* Problem description
Drop the pictures, then extract the listing word for word.

* Exercise data
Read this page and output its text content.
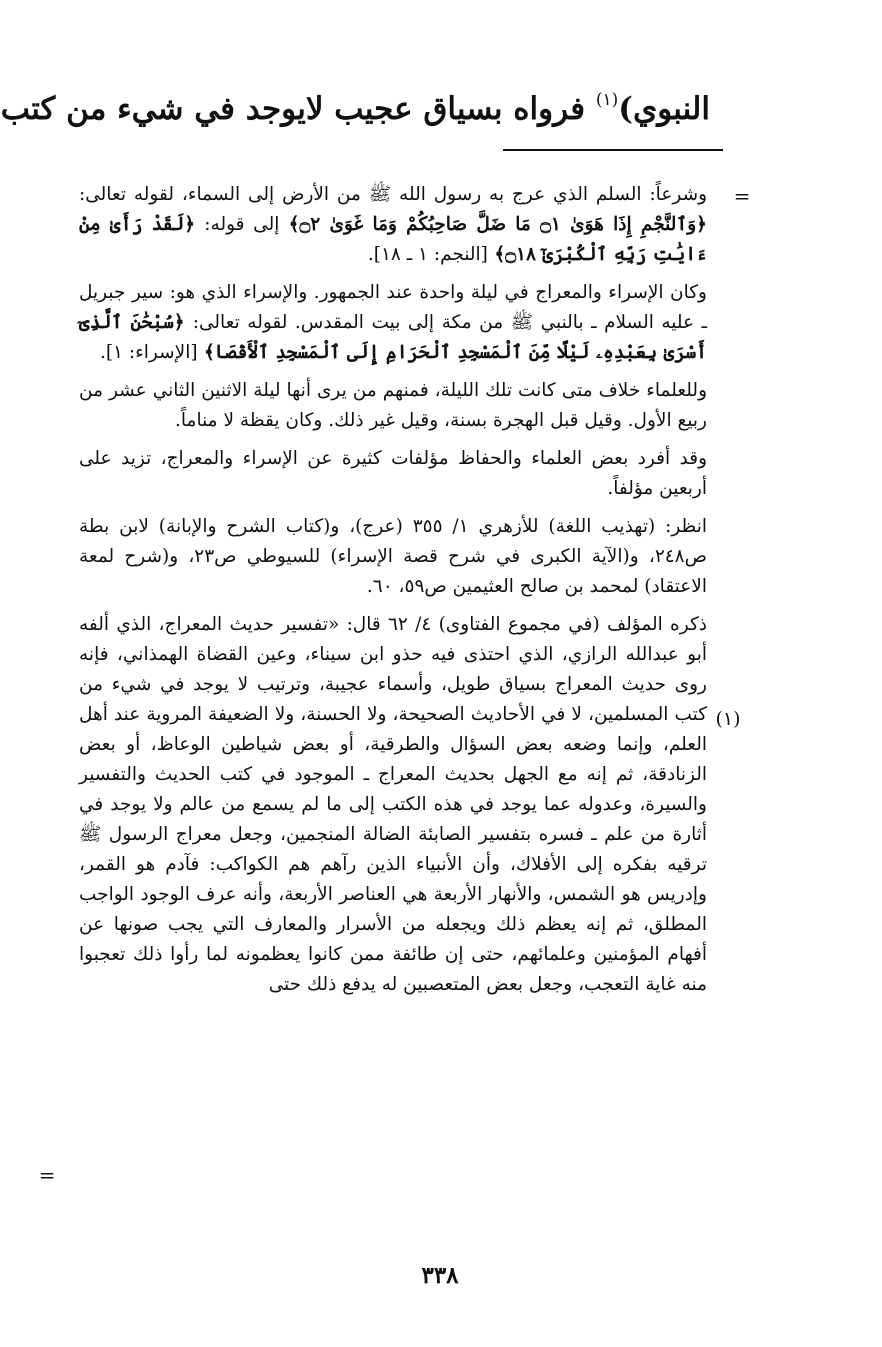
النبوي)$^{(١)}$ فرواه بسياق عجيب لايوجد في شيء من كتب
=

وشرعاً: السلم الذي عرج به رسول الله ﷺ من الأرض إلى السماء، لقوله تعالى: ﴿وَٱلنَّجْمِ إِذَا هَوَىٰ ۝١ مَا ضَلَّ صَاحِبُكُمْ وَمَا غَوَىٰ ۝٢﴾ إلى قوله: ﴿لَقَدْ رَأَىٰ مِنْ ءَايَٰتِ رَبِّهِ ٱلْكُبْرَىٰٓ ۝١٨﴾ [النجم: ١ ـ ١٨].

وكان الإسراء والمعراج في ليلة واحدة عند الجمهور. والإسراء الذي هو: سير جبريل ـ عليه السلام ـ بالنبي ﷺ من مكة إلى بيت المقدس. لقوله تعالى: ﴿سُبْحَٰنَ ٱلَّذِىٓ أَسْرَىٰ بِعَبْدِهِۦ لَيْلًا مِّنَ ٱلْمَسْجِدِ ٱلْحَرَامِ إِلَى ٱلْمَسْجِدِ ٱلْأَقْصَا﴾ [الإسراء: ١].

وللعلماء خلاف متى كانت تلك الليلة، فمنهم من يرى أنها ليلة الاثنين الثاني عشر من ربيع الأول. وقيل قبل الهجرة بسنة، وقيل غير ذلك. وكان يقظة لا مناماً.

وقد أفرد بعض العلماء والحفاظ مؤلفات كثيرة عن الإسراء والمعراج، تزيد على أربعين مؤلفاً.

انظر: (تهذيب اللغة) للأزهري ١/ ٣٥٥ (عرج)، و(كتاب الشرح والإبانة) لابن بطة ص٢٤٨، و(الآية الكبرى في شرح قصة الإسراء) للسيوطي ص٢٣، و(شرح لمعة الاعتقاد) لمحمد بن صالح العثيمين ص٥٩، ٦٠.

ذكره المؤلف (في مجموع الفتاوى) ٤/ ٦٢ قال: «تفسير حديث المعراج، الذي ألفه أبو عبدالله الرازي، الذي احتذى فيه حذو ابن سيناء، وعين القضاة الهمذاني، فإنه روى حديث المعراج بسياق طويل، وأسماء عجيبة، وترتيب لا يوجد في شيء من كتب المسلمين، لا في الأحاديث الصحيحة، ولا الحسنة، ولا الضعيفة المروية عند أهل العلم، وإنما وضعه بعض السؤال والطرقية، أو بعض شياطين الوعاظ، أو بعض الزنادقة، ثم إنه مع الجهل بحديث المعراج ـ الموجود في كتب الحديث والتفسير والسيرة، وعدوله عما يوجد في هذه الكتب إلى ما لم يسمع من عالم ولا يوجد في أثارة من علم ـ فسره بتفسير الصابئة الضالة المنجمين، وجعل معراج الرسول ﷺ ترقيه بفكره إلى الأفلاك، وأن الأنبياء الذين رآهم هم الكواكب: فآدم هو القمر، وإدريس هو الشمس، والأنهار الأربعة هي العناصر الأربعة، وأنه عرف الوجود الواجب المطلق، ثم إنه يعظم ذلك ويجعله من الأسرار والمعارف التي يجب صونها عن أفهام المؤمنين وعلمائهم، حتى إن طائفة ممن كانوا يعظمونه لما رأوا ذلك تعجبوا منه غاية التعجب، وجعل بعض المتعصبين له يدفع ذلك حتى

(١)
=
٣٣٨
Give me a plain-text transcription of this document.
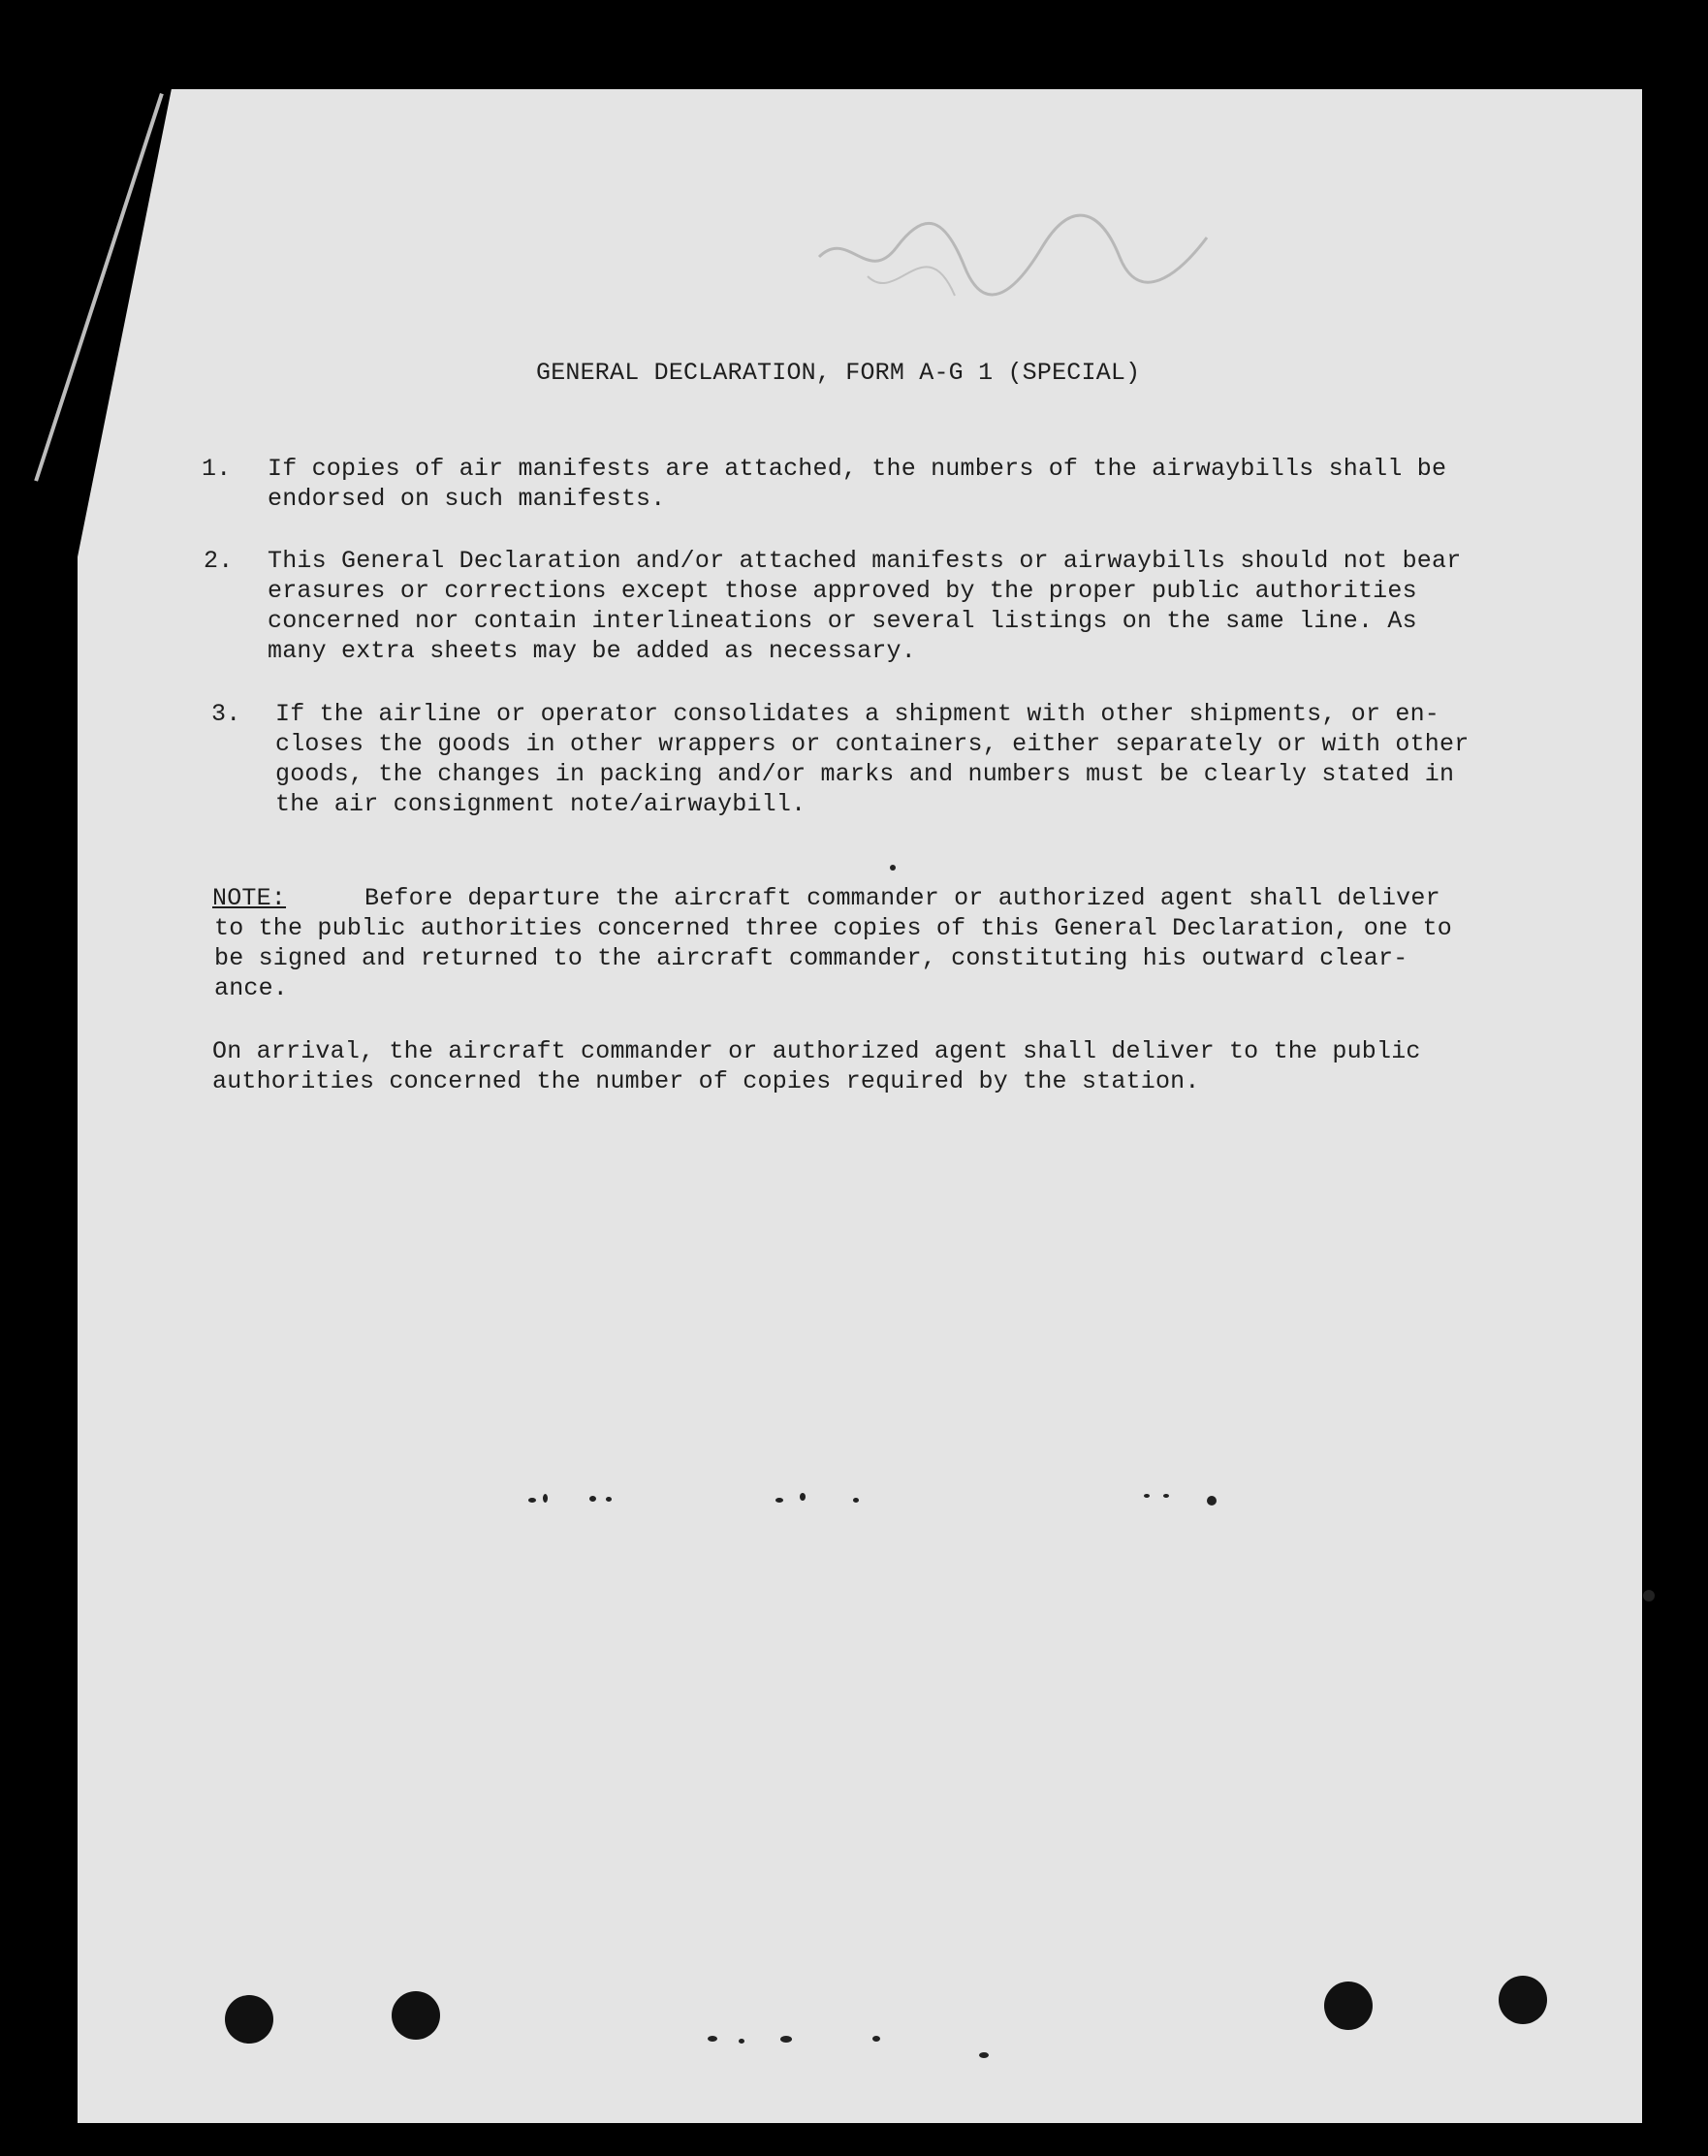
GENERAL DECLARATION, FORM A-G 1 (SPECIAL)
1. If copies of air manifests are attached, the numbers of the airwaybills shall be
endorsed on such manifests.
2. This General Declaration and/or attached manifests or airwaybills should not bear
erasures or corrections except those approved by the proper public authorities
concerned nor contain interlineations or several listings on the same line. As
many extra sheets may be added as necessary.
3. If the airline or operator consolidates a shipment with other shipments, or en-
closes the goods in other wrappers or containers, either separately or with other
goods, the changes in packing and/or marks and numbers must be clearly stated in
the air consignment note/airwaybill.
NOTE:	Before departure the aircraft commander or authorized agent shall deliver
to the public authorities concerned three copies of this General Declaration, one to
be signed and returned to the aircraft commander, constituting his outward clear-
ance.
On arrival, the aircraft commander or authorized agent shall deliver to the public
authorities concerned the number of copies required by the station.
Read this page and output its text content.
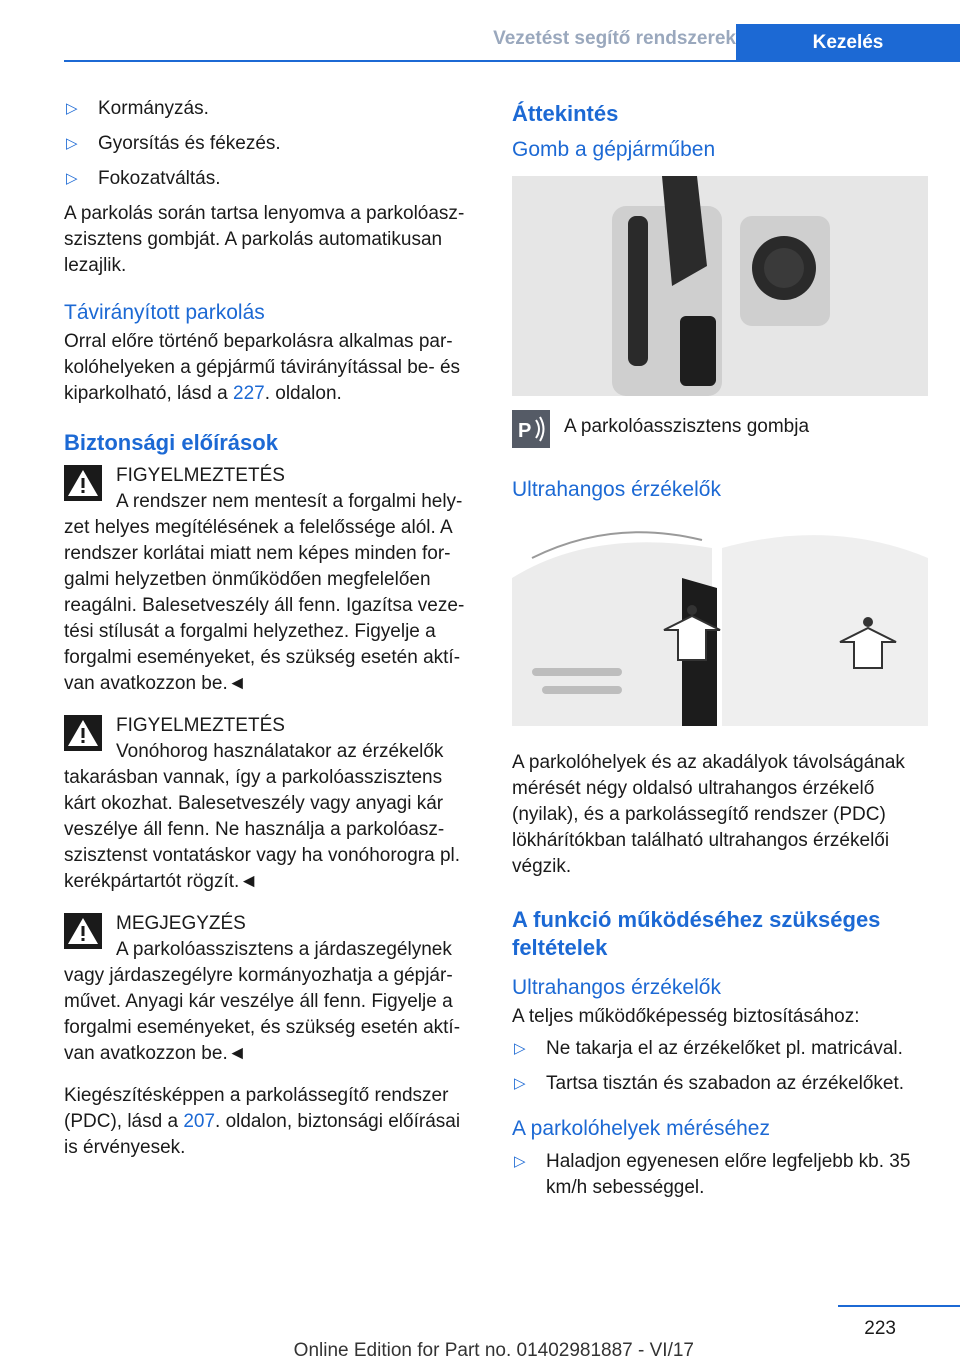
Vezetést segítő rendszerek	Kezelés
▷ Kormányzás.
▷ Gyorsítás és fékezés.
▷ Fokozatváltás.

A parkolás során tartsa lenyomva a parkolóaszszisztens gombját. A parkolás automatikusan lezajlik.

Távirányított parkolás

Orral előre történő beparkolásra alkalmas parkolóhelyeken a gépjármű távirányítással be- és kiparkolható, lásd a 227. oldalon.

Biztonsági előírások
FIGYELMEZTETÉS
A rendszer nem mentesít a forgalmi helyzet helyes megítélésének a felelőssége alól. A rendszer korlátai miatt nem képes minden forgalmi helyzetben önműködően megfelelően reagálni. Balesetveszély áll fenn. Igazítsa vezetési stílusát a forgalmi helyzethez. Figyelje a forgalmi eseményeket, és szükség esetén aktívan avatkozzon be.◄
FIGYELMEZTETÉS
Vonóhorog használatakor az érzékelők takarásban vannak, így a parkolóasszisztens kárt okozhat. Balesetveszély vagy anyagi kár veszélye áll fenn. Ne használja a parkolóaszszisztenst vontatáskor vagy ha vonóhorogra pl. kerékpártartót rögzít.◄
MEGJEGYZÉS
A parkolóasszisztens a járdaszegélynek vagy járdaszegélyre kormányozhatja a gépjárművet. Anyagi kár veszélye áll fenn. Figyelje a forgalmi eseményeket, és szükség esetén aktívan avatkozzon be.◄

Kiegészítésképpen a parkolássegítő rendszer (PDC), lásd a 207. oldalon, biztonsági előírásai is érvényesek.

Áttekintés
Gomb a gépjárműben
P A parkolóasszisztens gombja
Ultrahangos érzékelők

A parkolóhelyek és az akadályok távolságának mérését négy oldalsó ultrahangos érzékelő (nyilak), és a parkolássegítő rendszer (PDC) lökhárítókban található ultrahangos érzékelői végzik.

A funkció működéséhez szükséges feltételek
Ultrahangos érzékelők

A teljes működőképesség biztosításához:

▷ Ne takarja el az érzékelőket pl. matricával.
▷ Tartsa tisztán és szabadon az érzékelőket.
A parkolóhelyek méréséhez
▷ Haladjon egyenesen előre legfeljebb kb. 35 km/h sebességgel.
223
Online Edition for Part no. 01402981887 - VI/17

* The reply
Read this page and output its text content.
النبوي)$^{(١)}$ فرواه بسياق عجيب لايوجد في شيء من كتب
=

وشرعاً: السلم الذي عرج به رسول الله ﷺ من الأرض إلى السماء، لقوله تعالى: ﴿وَٱلنَّجْمِ إِذَا هَوَىٰ ۝١ مَا ضَلَّ صَاحِبُكُمْ وَمَا غَوَىٰ ۝٢﴾ إلى قوله: ﴿لَقَدْ رَأَىٰ مِنْ ءَايَٰتِ رَبِّهِ ٱلْكُبْرَىٰٓ ۝١٨﴾ [النجم: ١ ـ ١٨].

وكان الإسراء والمعراج في ليلة واحدة عند الجمهور. والإسراء الذي هو: سير جبريل ـ عليه السلام ـ بالنبي ﷺ من مكة إلى بيت المقدس. لقوله تعالى: ﴿سُبْحَٰنَ ٱلَّذِىٓ أَسْرَىٰ بِعَبْدِهِۦ لَيْلًا مِّنَ ٱلْمَسْجِدِ ٱلْحَرَامِ إِلَى ٱلْمَسْجِدِ ٱلْأَقْصَا﴾ [الإسراء: ١].

وللعلماء خلاف متى كانت تلك الليلة، فمنهم من يرى أنها ليلة الاثنين الثاني عشر من ربيع الأول. وقيل قبل الهجرة بسنة، وقيل غير ذلك. وكان يقظة لا مناماً.

وقد أفرد بعض العلماء والحفاظ مؤلفات كثيرة عن الإسراء والمعراج، تزيد على أربعين مؤلفاً.

انظر: (تهذيب اللغة) للأزهري ١/ ٣٥٥ (عرج)، و(كتاب الشرح والإبانة) لابن بطة ص٢٤٨، و(الآية الكبرى في شرح قصة الإسراء) للسيوطي ص٢٣، و(شرح لمعة الاعتقاد) لمحمد بن صالح العثيمين ص٥٩، ٦٠.

ذكره المؤلف (في مجموع الفتاوى) ٤/ ٦٢ قال: «تفسير حديث المعراج، الذي ألفه أبو عبدالله الرازي، الذي احتذى فيه حذو ابن سيناء، وعين القضاة الهمذاني، فإنه روى حديث المعراج بسياق طويل، وأسماء عجيبة، وترتيب لا يوجد في شيء من كتب المسلمين، لا في الأحاديث الصحيحة، ولا الحسنة، ولا الضعيفة المروية عند أهل العلم، وإنما وضعه بعض السؤال والطرقية، أو بعض شياطين الوعاظ، أو بعض الزنادقة، ثم إنه مع الجهل بحديث المعراج ـ الموجود في كتب الحديث والتفسير والسيرة، وعدوله عما يوجد في هذه الكتب إلى ما لم يسمع من عالم ولا يوجد في أثارة من علم ـ فسره بتفسير الصابئة الضالة المنجمين، وجعل معراج الرسول ﷺ ترقيه بفكره إلى الأفلاك، وأن الأنبياء الذين رآهم هم الكواكب: فآدم هو القمر، وإدريس هو الشمس، والأنهار الأربعة هي العناصر الأربعة، وأنه عرف الوجود الواجب المطلق، ثم إنه يعظم ذلك ويجعله من الأسرار والمعارف التي يجب صونها عن أفهام المؤمنين وعلمائهم، حتى إن طائفة ممن كانوا يعظمونه لما رأوا ذلك تعجبوا منه غاية التعجب، وجعل بعض المتعصبين له يدفع ذلك حتى

(١)
=
٣٣٨
Give me a plain-text transcription of this document.
GENERAL DECLARATION, FORM A-G 1 (SPECIAL)
1. If copies of air manifests are attached, the numbers of the airwaybills shall be
endorsed on such manifests.
2. This General Declaration and/or attached manifests or airwaybills should not bear
erasures or corrections except those approved by the proper public authorities
concerned nor contain interlineations or several listings on the same line. As
many extra sheets may be added as necessary.
3. If the airline or operator consolidates a shipment with other shipments, or en-
closes the goods in other wrappers or containers, either separately or with other
goods, the changes in packing and/or marks and numbers must be clearly stated in
the air consignment note/airwaybill.
NOTE:	Before departure the aircraft commander or authorized agent shall deliver
to the public authorities concerned three copies of this General Declaration, one to
be signed and returned to the aircraft commander, constituting his outward clear-
ance.
On arrival, the aircraft commander or authorized agent shall deliver to the public
authorities concerned the number of copies required by the station.
Read this page and output its text content.
Vezetést segítő rendszerek	Kezelés
▷ Kormányzás.
▷ Gyorsítás és fékezés.
▷ Fokozatváltás.

A parkolás során tartsa lenyomva a parkolóaszszisztens gombját. A parkolás automatikusan lezajlik.

Távirányított parkolás

Orral előre történő beparkolásra alkalmas parkolóhelyeken a gépjármű távirányítással be- és kiparkolható, lásd a 227. oldalon.

Biztonsági előírások
FIGYELMEZTETÉS
A rendszer nem mentesít a forgalmi helyzet helyes megítélésének a felelőssége alól. A rendszer korlátai miatt nem képes minden forgalmi helyzetben önműködően megfelelően reagálni. Balesetveszély áll fenn. Igazítsa vezetési stílusát a forgalmi helyzethez. Figyelje a forgalmi eseményeket, és szükség esetén aktívan avatkozzon be.◄
FIGYELMEZTETÉS
Vonóhorog használatakor az érzékelők takarásban vannak, így a parkolóasszisztens kárt okozhat. Balesetveszély vagy anyagi kár veszélye áll fenn. Ne használja a parkolóaszszisztenst vontatáskor vagy ha vonóhorogra pl. kerékpártartót rögzít.◄
MEGJEGYZÉS
A parkolóasszisztens a járdaszegélynek vagy járdaszegélyre kormányozhatja a gépjárművet. Anyagi kár veszélye áll fenn. Figyelje a forgalmi eseményeket, és szükség esetén aktívan avatkozzon be.◄

Kiegészítésképpen a parkolássegítő rendszer (PDC), lásd a 207. oldalon, biztonsági előírásai is érvényesek.

Áttekintés
Gomb a gépjárműben
P A parkolóasszisztens gombja
Ultrahangos érzékelők

A parkolóhelyek és az akadályok távolságának mérését négy oldalsó ultrahangos érzékelő (nyilak), és a parkolássegítő rendszer (PDC) lökhárítókban található ultrahangos érzékelői végzik.

A funkció működéséhez szükséges feltételek
Ultrahangos érzékelők

A teljes működőképesség biztosításához:

▷ Ne takarja el az érzékelőket pl. matricával.
▷ Tartsa tisztán és szabadon az érzékelőket.
A parkolóhelyek méréséhez
▷ Haladjon egyenesen előre legfeljebb kb. 35 km/h sebességgel.
223
Online Edition for Part no. 01402981887 - VI/17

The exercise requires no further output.